- [What the task requires] Set out every line bearing the string "กรรมการปฏ".

□ □ □

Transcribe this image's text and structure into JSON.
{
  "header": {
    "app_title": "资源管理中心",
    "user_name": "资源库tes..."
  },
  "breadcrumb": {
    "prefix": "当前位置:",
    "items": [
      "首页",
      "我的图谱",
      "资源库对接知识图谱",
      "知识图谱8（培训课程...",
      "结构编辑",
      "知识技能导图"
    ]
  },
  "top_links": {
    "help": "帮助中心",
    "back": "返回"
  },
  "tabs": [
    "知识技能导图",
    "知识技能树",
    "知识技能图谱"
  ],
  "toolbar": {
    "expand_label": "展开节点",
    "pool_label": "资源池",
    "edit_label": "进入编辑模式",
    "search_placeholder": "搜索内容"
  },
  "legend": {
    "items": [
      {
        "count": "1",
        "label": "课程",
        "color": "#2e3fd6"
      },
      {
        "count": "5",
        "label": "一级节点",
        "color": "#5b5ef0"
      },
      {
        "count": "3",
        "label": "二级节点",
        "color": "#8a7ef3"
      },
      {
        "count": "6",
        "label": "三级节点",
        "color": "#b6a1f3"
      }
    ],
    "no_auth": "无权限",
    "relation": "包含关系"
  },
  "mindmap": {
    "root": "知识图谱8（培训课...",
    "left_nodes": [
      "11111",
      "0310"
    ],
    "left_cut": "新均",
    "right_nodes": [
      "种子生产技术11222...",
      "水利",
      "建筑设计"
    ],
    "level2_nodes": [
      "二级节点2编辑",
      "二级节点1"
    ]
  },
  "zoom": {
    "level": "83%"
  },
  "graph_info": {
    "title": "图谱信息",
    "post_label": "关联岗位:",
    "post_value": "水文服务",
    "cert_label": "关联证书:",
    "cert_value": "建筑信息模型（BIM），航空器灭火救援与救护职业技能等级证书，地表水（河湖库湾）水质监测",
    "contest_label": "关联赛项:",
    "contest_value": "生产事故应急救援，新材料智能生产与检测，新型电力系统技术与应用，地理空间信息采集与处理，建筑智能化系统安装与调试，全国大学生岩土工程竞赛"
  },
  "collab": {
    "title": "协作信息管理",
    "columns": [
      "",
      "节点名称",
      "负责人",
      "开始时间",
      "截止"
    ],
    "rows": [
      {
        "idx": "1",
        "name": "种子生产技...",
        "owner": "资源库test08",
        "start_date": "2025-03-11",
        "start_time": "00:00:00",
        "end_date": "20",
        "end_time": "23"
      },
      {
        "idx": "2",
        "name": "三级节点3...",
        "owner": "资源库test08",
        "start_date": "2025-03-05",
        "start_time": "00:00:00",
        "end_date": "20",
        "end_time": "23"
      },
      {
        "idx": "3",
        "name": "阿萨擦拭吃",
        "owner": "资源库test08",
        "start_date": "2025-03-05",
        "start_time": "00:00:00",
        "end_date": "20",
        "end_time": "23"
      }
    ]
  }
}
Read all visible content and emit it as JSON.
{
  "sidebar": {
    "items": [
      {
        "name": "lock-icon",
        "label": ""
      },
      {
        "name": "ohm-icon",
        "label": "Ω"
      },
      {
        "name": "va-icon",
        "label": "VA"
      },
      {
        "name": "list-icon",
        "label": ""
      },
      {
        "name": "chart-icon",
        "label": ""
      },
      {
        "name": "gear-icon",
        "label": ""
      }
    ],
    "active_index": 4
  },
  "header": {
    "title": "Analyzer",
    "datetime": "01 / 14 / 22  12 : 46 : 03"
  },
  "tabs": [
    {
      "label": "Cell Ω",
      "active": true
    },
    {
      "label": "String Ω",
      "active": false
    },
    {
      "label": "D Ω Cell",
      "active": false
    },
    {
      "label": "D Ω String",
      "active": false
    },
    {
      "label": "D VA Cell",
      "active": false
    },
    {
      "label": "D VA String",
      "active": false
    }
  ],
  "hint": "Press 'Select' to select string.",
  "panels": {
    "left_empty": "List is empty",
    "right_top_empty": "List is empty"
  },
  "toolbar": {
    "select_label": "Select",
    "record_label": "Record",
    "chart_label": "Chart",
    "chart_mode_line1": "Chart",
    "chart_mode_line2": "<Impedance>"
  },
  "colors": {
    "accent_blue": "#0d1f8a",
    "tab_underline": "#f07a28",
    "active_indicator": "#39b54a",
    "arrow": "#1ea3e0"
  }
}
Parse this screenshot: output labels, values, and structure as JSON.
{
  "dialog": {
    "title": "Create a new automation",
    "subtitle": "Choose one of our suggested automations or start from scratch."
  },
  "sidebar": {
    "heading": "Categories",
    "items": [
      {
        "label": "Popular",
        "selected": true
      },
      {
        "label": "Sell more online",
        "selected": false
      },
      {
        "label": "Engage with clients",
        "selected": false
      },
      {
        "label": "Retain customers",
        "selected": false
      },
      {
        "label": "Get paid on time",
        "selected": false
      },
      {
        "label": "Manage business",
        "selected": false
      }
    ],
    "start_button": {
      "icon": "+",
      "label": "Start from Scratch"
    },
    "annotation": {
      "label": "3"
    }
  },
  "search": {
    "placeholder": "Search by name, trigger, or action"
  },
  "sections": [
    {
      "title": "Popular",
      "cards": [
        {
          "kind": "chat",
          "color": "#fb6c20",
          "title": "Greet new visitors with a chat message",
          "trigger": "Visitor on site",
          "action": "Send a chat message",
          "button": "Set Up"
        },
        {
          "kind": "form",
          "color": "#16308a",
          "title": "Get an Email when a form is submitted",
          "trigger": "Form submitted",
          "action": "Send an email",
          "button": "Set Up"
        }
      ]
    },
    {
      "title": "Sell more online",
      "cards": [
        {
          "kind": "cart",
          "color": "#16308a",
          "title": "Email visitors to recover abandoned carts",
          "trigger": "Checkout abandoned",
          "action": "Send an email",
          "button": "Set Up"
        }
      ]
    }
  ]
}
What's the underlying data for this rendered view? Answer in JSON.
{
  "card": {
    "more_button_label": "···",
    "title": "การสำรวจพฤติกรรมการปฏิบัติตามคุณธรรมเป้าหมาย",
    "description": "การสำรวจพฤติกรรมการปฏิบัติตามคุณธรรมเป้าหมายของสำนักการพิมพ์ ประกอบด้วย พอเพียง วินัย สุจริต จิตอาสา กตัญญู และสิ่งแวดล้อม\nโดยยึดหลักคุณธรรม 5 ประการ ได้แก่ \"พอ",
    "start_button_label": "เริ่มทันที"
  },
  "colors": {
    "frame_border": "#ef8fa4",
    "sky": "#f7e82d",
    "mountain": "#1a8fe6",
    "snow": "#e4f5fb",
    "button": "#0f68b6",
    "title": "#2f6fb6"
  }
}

□ □ □

- [Response below]
    "title": "การสำรวจพฤติกรรมการปฏิบัติตามคุณธรรมเป้าหมาย",
    "description": "การสำรวจพฤติกรรมการปฏิบัติตามคุณธรรมเป้าหมายของสำนักการพิมพ์ ประกอบด้วย พอเพียง วินัย สุจริต จิตอาสา กตัญญู และสิ่งแวดล้อม\nโดยยึดหลักคุณธรรม 5 ประการ ได้แก่ \"พอ",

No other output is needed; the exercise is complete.